Problem statement:
Print the whole listing exactly.

Source material:

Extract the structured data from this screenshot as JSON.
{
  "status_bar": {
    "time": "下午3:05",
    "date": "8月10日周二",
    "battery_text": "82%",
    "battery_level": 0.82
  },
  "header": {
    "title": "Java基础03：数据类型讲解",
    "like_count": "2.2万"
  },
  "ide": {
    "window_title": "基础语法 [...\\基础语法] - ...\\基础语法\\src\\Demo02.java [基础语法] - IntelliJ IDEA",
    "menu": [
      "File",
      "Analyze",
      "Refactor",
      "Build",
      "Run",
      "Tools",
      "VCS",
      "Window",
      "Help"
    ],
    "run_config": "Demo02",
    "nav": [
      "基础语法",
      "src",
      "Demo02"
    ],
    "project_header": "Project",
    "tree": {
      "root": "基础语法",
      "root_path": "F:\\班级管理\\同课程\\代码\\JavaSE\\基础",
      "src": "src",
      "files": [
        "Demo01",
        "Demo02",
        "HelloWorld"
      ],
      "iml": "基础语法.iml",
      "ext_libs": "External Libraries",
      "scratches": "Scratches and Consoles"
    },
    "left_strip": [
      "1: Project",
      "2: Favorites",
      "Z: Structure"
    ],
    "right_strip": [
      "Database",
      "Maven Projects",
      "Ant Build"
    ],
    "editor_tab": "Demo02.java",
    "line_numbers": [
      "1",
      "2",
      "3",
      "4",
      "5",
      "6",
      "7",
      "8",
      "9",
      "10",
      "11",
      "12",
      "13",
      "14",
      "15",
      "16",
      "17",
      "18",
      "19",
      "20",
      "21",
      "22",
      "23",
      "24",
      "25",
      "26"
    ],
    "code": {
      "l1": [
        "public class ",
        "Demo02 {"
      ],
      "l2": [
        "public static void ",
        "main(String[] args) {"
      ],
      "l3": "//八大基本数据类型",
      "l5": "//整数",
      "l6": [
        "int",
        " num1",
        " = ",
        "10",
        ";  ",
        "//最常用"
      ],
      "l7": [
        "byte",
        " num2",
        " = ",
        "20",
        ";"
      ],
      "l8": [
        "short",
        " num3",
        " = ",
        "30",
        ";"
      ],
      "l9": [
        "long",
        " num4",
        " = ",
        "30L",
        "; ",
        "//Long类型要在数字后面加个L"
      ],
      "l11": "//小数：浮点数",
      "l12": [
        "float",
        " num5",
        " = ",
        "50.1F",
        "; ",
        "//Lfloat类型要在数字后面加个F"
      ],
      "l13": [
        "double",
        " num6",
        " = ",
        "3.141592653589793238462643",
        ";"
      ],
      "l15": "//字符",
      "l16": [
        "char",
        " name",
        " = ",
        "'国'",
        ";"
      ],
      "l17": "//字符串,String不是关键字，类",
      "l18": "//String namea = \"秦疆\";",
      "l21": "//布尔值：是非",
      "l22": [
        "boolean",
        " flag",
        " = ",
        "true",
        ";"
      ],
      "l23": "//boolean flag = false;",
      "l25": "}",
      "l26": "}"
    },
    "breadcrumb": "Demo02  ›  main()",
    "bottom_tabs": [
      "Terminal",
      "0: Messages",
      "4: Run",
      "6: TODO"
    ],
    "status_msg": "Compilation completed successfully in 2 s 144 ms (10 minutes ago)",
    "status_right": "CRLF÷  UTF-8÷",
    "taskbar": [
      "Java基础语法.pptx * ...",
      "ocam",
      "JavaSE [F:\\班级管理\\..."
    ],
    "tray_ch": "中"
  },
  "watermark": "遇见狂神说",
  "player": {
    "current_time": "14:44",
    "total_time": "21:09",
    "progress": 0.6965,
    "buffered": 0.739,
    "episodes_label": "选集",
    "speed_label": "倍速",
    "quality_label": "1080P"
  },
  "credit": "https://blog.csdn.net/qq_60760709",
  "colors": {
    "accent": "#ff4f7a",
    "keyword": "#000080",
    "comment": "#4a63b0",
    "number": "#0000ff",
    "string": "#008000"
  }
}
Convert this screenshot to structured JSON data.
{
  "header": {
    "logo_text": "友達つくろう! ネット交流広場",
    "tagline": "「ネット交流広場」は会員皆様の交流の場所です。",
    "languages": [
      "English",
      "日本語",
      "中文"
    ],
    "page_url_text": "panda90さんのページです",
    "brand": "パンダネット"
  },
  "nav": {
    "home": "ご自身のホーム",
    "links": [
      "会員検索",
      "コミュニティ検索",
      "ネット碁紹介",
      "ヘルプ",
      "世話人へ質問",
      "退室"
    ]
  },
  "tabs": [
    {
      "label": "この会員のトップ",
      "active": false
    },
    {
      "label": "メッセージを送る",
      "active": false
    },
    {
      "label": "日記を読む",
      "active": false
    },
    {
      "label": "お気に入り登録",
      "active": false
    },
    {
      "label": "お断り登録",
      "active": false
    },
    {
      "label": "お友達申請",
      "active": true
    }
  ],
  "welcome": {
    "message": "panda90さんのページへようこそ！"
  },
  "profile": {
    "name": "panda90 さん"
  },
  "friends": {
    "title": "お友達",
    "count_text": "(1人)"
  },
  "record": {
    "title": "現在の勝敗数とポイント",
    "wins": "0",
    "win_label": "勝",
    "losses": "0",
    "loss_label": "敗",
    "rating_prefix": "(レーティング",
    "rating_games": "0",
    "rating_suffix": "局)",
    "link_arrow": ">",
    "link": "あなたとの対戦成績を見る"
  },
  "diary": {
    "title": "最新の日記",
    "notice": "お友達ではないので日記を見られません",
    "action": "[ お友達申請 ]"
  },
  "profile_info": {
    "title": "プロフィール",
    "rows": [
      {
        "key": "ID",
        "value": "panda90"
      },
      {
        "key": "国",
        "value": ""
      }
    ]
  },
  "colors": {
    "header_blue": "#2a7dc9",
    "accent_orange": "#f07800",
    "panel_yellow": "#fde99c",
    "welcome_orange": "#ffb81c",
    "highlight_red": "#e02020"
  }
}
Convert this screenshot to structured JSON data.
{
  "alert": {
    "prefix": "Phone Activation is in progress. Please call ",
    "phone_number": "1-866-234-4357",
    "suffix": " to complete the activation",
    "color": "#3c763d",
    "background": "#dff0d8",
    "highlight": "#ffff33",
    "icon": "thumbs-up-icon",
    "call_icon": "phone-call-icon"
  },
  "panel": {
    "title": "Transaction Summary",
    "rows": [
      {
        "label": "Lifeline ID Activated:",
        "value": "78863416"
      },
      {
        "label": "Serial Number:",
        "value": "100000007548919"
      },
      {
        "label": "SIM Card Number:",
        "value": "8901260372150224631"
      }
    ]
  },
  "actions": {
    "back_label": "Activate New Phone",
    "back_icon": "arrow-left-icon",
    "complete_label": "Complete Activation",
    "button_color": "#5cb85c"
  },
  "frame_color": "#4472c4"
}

Task response:
Extract the structured data from this screenshot as JSON.
{
  "status_bar": {
    "time": "下午3:05",
    "date": "8月10日周二",
    "battery_text": "82%",
    "battery_level": 0.82
  },
  "header": {
    "title": "Java基础03：数据类型讲解",
    "like_count": "2.2万"
  },
  "ide": {
    "window_title": "基础语法 [...\\基础语法] - ...\\基础语法\\src\\Demo02.java [基础语法] - IntelliJ IDEA",
    "menu": [
      "File",
      "Analyze",
      "Refactor",
      "Build",
      "Run",
      "Tools",
      "VCS",
      "Window",
      "Help"
    ],
    "run_config": "Demo02",
    "nav": [
      "基础语法",
      "src",
      "Demo02"
    ],
    "project_header": "Project",
    "tree": {
      "root": "基础语法",
      "root_path": "F:\\班级管理\\同课程\\代码\\JavaSE\\基础",
      "src": "src",
      "files": [
        "Demo01",
        "Demo02",
        "HelloWorld"
      ],
      "iml": "基础语法.iml",
      "ext_libs": "External Libraries",
      "scratches": "Scratches and Consoles"
    },
    "left_strip": [
      "1: Project",
      "2: Favorites",
      "Z: Structure"
    ],
    "right_strip": [
      "Database",
      "Maven Projects",
      "Ant Build"
    ],
    "editor_tab": "Demo02.java",
    "line_numbers": [
      "1",
      "2",
      "3",
      "4",
      "5",
      "6",
      "7",
      "8",
      "9",
      "10",
      "11",
      "12",
      "13",
      "14",
      "15",
      "16",
      "17",
      "18",
      "19",
      "20",
      "21",
      "22",
      "23",
      "24",
      "25",
      "26"
    ],
    "code": {
      "l1": [
        "public class ",
        "Demo02 {"
      ],
      "l2": [
        "public static void ",
        "main(String[] args) {"
      ],
      "l3": "//八大基本数据类型",
      "l5": "//整数",
      "l6": [
        "int",
        " num1",
        " = ",
        "10",
        ";  ",
        "//最常用"
      ],
      "l7": [
        "byte",
        " num2",
        " = ",
        "20",
        ";"
      ],
      "l8": [
        "short",
        " num3",
        " = ",
        "30",
        ";"
      ],
      "l9": [
        "long",
        " num4",
        " = ",
        "30L",
        "; ",
        "//Long类型要在数字后面加个L"
      ],
      "l11": "//小数：浮点数",
      "l12": [
        "float",
        " num5",
        " = ",
        "50.1F",
        "; ",
        "//Lfloat类型要在数字后面加个F"
      ],
      "l13": [
        "double",
        " num6",
        " = ",
        "3.141592653589793238462643",
        ";"
      ],
      "l15": "//字符",
      "l16": [
        "char",
        " name",
        " = ",
        "'国'",
        ";"
      ],
      "l17": "//字符串,String不是关键字，类",
      "l18": "//String namea = \"秦疆\";",
      "l21": "//布尔值：是非",
      "l22": [
        "boolean",
        " flag",
        " = ",
        "true",
        ";"
      ],
      "l23": "//boolean flag = false;",
      "l25": "}",
      "l26": "}"
    },
    "breadcrumb": "Demo02  ›  main()",
    "bottom_tabs": [
      "Terminal",
      "0: Messages",
      "4: Run",
      "6: TODO"
    ],
    "status_msg": "Compilation completed successfully in 2 s 144 ms (10 minutes ago)",
    "status_right": "CRLF÷  UTF-8÷",
    "taskbar": [
      "Java基础语法.pptx * ...",
      "ocam",
      "JavaSE [F:\\班级管理\\..."
    ],
    "tray_ch": "中"
  },
  "watermark": "遇见狂神说",
  "player": {
    "current_time": "14:44",
    "total_time": "21:09",
    "progress": 0.6965,
    "buffered": 0.739,
    "episodes_label": "选集",
    "speed_label": "倍速",
    "quality_label": "1080P"
  },
  "credit": "https://blog.csdn.net/qq_60760709",
  "colors": {
    "accent": "#ff4f7a",
    "keyword": "#000080",
    "comment": "#4a63b0",
    "number": "#0000ff",
    "string": "#008000"
  }
}
Convert this screenshot to structured JSON data.
{
  "header": {
    "logo_text": "友達つくろう! ネット交流広場",
    "tagline": "「ネット交流広場」は会員皆様の交流の場所です。",
    "languages": [
      "English",
      "日本語",
      "中文"
    ],
    "page_url_text": "panda90さんのページです",
    "brand": "パンダネット"
  },
  "nav": {
    "home": "ご自身のホーム",
    "links": [
      "会員検索",
      "コミュニティ検索",
      "ネット碁紹介",
      "ヘルプ",
      "世話人へ質問",
      "退室"
    ]
  },
  "tabs": [
    {
      "label": "この会員のトップ",
      "active": false
    },
    {
      "label": "メッセージを送る",
      "active": false
    },
    {
      "label": "日記を読む",
      "active": false
    },
    {
      "label": "お気に入り登録",
      "active": false
    },
    {
      "label": "お断り登録",
      "active": false
    },
    {
      "label": "お友達申請",
      "active": true
    }
  ],
  "welcome": {
    "message": "panda90さんのページへようこそ！"
  },
  "profile": {
    "name": "panda90 さん"
  },
  "friends": {
    "title": "お友達",
    "count_text": "(1人)"
  },
  "record": {
    "title": "現在の勝敗数とポイント",
    "wins": "0",
    "win_label": "勝",
    "losses": "0",
    "loss_label": "敗",
    "rating_prefix": "(レーティング",
    "rating_games": "0",
    "rating_suffix": "局)",
    "link_arrow": ">",
    "link": "あなたとの対戦成績を見る"
  },
  "diary": {
    "title": "最新の日記",
    "notice": "お友達ではないので日記を見られません",
    "action": "[ お友達申請 ]"
  },
  "profile_info": {
    "title": "プロフィール",
    "rows": [
      {
        "key": "ID",
        "value": "panda90"
      },
      {
        "key": "国",
        "value": ""
      }
    ]
  },
  "colors": {
    "header_blue": "#2a7dc9",
    "accent_orange": "#f07800",
    "panel_yellow": "#fde99c",
    "welcome_orange": "#ffb81c",
    "highlight_red": "#e02020"
  }
}
Convert this screenshot to structured JSON data.
{
  "alert": {
    "prefix": "Phone Activation is in progress. Please call ",
    "phone_number": "1-866-234-4357",
    "suffix": " to complete the activation",
    "color": "#3c763d",
    "background": "#dff0d8",
    "highlight": "#ffff33",
    "icon": "thumbs-up-icon",
    "call_icon": "phone-call-icon"
  },
  "panel": {
    "title": "Transaction Summary",
    "rows": [
      {
        "label": "Lifeline ID Activated:",
        "value": "78863416"
      },
      {
        "label": "Serial Number:",
        "value": "100000007548919"
      },
      {
        "label": "SIM Card Number:",
        "value": "8901260372150224631"
      }
    ]
  },
  "actions": {
    "back_label": "Activate New Phone",
    "back_icon": "arrow-left-icon",
    "complete_label": "Complete Activation",
    "button_color": "#5cb85c"
  },
  "frame_color": "#4472c4"
}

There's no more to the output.